What is required: In the records below, pick out all lines containing the word "service".

Dataset items
|---|

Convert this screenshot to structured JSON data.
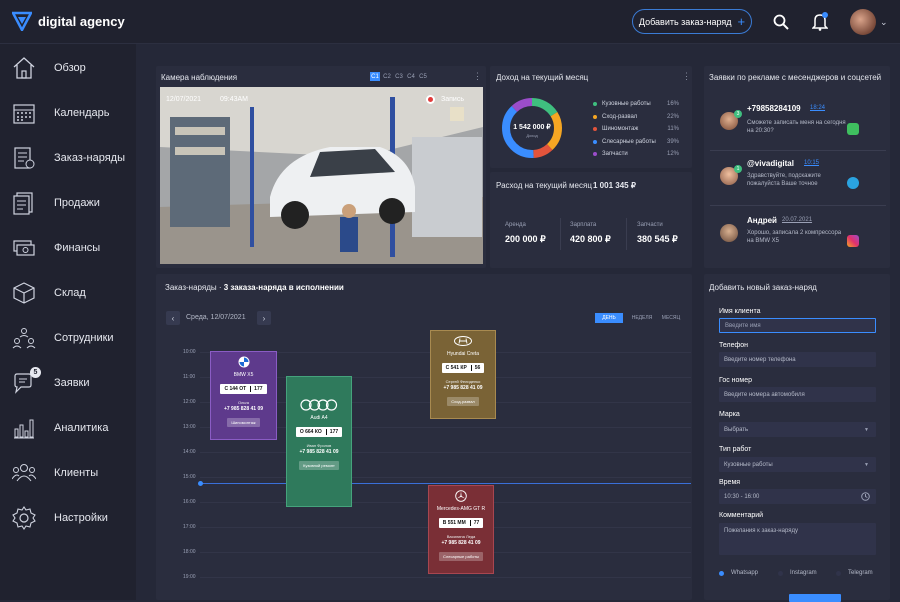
{
  "brand": {
    "name": "digital agency"
  },
  "header": {
    "add_order_label": "Добавить заказ-наряд"
  },
  "sidebar": {
    "items": [
      {
        "label": "Обзор",
        "icon": "home-icon"
      },
      {
        "label": "Календарь",
        "icon": "calendar-icon"
      },
      {
        "label": "Заказ-наряды",
        "icon": "orders-icon"
      },
      {
        "label": "Продажи",
        "icon": "sales-icon"
      },
      {
        "label": "Финансы",
        "icon": "finance-icon"
      },
      {
        "label": "Склад",
        "icon": "warehouse-icon"
      },
      {
        "label": "Сотрудники",
        "icon": "employees-icon"
      },
      {
        "label": "Заявки",
        "icon": "requests-icon",
        "badge": "5"
      },
      {
        "label": "Аналитика",
        "icon": "analytics-icon"
      },
      {
        "label": "Клиенты",
        "icon": "clients-icon"
      },
      {
        "label": "Настройки",
        "icon": "settings-icon"
      }
    ]
  },
  "camera": {
    "title": "Камера наблюдения",
    "tabs": [
      "C1",
      "C2",
      "C3",
      "C4",
      "C5"
    ],
    "active_tab": "C1",
    "date": "12/07/2021",
    "time": "09:43AM",
    "record_label": "Запись"
  },
  "income": {
    "title": "Доход на текущий месяц",
    "total": "1 542 000 ₽",
    "total_label": "Доход",
    "items": [
      {
        "name": "Кузовные работы",
        "pct": "16%",
        "color": "#3fbf7f"
      },
      {
        "name": "Сход-развал",
        "pct": "22%",
        "color": "#f5a623"
      },
      {
        "name": "Шиномонтаж",
        "pct": "11%",
        "color": "#e2543c"
      },
      {
        "name": "Слесарные работы",
        "pct": "39%",
        "color": "#3a8dff"
      },
      {
        "name": "Запчасти",
        "pct": "12%",
        "color": "#9b4dca"
      }
    ],
    "chart_data": {
      "type": "pie",
      "categories": [
        "Кузовные работы",
        "Сход-развал",
        "Шиномонтаж",
        "Слесарные работы",
        "Запчасти"
      ],
      "values": [
        16,
        22,
        11,
        39,
        12
      ]
    }
  },
  "expense": {
    "title": "Расход на текущий месяц",
    "total": "1 001 345 ₽",
    "cols": [
      {
        "label": "Аренда",
        "value": "200 000 ₽"
      },
      {
        "label": "Зарплата",
        "value": "420 800 ₽"
      },
      {
        "label": "Запчасти",
        "value": "380 545 ₽"
      }
    ]
  },
  "messages": {
    "title": "Заявки по рекламе с месенджеров и соцсетей",
    "items": [
      {
        "name": "+79858284109",
        "time": "18:24",
        "text": "Сможете записать меня на сегодня на 20:30?",
        "count": "3",
        "channel": "whatsapp-icon",
        "channel_color": "#3fbf5f"
      },
      {
        "name": "@vivadigital",
        "time": "10:15",
        "text": "Здравствуйте, подскажите пожалуйста Ваше точное",
        "count": "1",
        "channel": "telegram-icon",
        "channel_color": "#2aa3e0"
      },
      {
        "name": "Андрей",
        "time": "20.07.2021",
        "text": "Хорошо, записала 2 компрессора на BMW X5",
        "count": "",
        "channel": "instagram-icon",
        "channel_color": "#e1306c"
      }
    ]
  },
  "schedule": {
    "title": "Заказ-наряды",
    "subtitle": "3 заказа-наряда в исполнении",
    "date": "Среда, 12/07/2021",
    "views": [
      "ДЕНЬ",
      "НЕДЕЛЯ",
      "МЕСЯЦ"
    ],
    "active_view": "ДЕНЬ",
    "hours": [
      "10:00",
      "11:00",
      "12:00",
      "13:00",
      "14:00",
      "15:00",
      "16:00",
      "17:00",
      "18:00",
      "19:00"
    ],
    "orders": [
      {
        "brand": "BMW",
        "model": "BMW X5",
        "plate": "С 144 ОТ",
        "region": "177",
        "client": "Ольга",
        "phone": "+7 985 828 41 09",
        "service": "Шиномонтаж",
        "color": "#5e3a8c"
      },
      {
        "brand": "Audi",
        "model": "Audi A4",
        "plate": "О 664 КО",
        "region": "177",
        "client": "Иван Фролов",
        "phone": "+7 985 828 41 09",
        "service": "Кузовной ремонт",
        "color": "#2f7a5c"
      },
      {
        "brand": "Hyundai",
        "model": "Hyundai Creta",
        "plate": "С 541 КР",
        "region": "56",
        "client": "Сергей Фелиденко",
        "phone": "+7 985 828 41 09",
        "service": "Сход-развал",
        "color": "#7a6336"
      },
      {
        "brand": "Mercedes",
        "model": "Mercedes-AMG GT R",
        "plate": "В 551 ММ",
        "region": "77",
        "client": "Василина Леда",
        "phone": "+7 985 828 41 09",
        "service": "Слесарные работы",
        "color": "#7a2f36"
      }
    ]
  },
  "new_order": {
    "title": "Добавить новый заказ-наряд",
    "fields": [
      {
        "label": "Имя клиента",
        "placeholder": "Введите имя"
      },
      {
        "label": "Телефон",
        "placeholder": "Введите номер телефона"
      },
      {
        "label": "Гос номер",
        "placeholder": "Введите номера автомобиля"
      },
      {
        "label": "Марка",
        "placeholder": "Выбрать"
      },
      {
        "label": "Тип работ",
        "placeholder": "Кузовные работы"
      },
      {
        "label": "Время",
        "placeholder": "10:30 - 16:00"
      },
      {
        "label": "Комментарий",
        "placeholder": "Пожелания к заказ-наряду"
      }
    ],
    "channels": [
      "Whatsapp",
      "Instagram",
      "Telegram"
    ],
    "selected_channel": "Whatsapp"
  }
}
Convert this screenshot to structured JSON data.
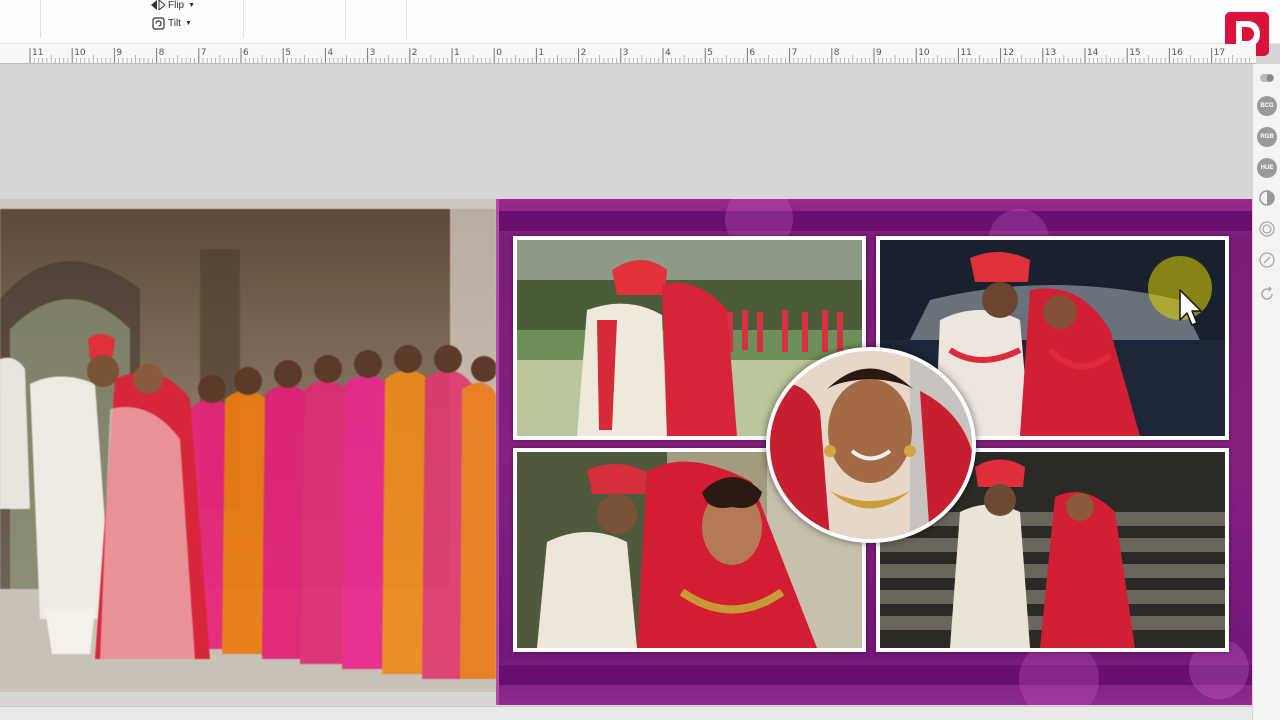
{
  "toolbar": {
    "flip_label": "Flip",
    "tilt_label": "Tilt",
    "flip_icon": "flip-icon",
    "tilt_icon": "tilt-icon"
  },
  "brand": {
    "logo_letter": "D",
    "color": "#d9133c"
  },
  "ruler": {
    "ticks": [
      "11",
      "10",
      "9",
      "8",
      "7",
      "6",
      "5",
      "4",
      "3",
      "2",
      "1",
      "0",
      "1",
      "2",
      "3",
      "4",
      "5",
      "6",
      "7",
      "8",
      "9",
      "10",
      "11",
      "12",
      "13",
      "14",
      "15",
      "16",
      "17"
    ]
  },
  "side_tools": [
    {
      "name": "toggle-icon",
      "label": ""
    },
    {
      "name": "bcg-button",
      "label": "BCG"
    },
    {
      "name": "rgb-button",
      "label": "RGB"
    },
    {
      "name": "hue-button",
      "label": "HUE"
    },
    {
      "name": "contrast-icon",
      "label": ""
    },
    {
      "name": "vignette-icon",
      "label": ""
    },
    {
      "name": "sharpen-icon",
      "label": ""
    },
    {
      "name": "reset-icon",
      "label": ""
    }
  ],
  "colors": {
    "page_purple": "#7a1c78",
    "band_purple": "#6a0f6e",
    "accent_red": "#d9133c",
    "cursor_halo": "#e2d600"
  }
}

|---|

Finished task:
        "service": "Шиномонтаж",
        "service": "Кузовной ремонт",
        "service": "Сход-развал",
        "service": "Слесарные работы",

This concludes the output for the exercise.